#### WRITTEN TASK
Please retype the data in full and exactly; the pictures are not part of the copy.

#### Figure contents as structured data
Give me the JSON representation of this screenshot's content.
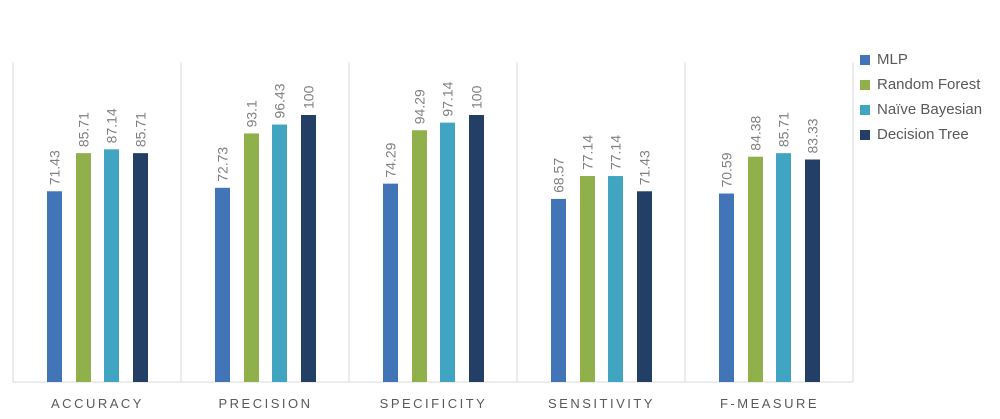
{
  "chart_data": {
    "type": "bar",
    "title": "",
    "xlabel": "",
    "ylabel": "",
    "ylim": [
      0,
      100
    ],
    "grid": false,
    "legend_placement": "right",
    "categories": [
      "ACCURACY",
      "PRECISION",
      "SPECIFICITY",
      "SENSITIVITY",
      "F-MEASURE"
    ],
    "series": [
      {
        "name": "MLP",
        "color": "#4275B8",
        "values": [
          71.43,
          72.73,
          74.29,
          68.57,
          70.59
        ]
      },
      {
        "name": "Random Forest",
        "color": "#8FB04B",
        "values": [
          85.71,
          93.1,
          94.29,
          77.14,
          84.38
        ]
      },
      {
        "name": "Naïve Bayesian",
        "color": "#41A4C0",
        "values": [
          87.14,
          96.43,
          97.14,
          77.14,
          85.71
        ]
      },
      {
        "name": "Decision Tree",
        "color": "#243F66",
        "values": [
          85.71,
          100,
          100,
          71.43,
          83.33
        ]
      }
    ]
  }
}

#### TASK ANSWER
Give me the JSON representation of this screenshot's content.
{
  "chart_data": {
    "type": "bar",
    "title": "",
    "xlabel": "",
    "ylabel": "",
    "ylim": [
      0,
      100
    ],
    "grid": false,
    "legend_placement": "right",
    "categories": [
      "ACCURACY",
      "PRECISION",
      "SPECIFICITY",
      "SENSITIVITY",
      "F-MEASURE"
    ],
    "series": [
      {
        "name": "MLP",
        "color": "#4275B8",
        "values": [
          71.43,
          72.73,
          74.29,
          68.57,
          70.59
        ]
      },
      {
        "name": "Random Forest",
        "color": "#8FB04B",
        "values": [
          85.71,
          93.1,
          94.29,
          77.14,
          84.38
        ]
      },
      {
        "name": "Naïve Bayesian",
        "color": "#41A4C0",
        "values": [
          87.14,
          96.43,
          97.14,
          77.14,
          85.71
        ]
      },
      {
        "name": "Decision Tree",
        "color": "#243F66",
        "values": [
          85.71,
          100,
          100,
          71.43,
          83.33
        ]
      }
    ]
  }
}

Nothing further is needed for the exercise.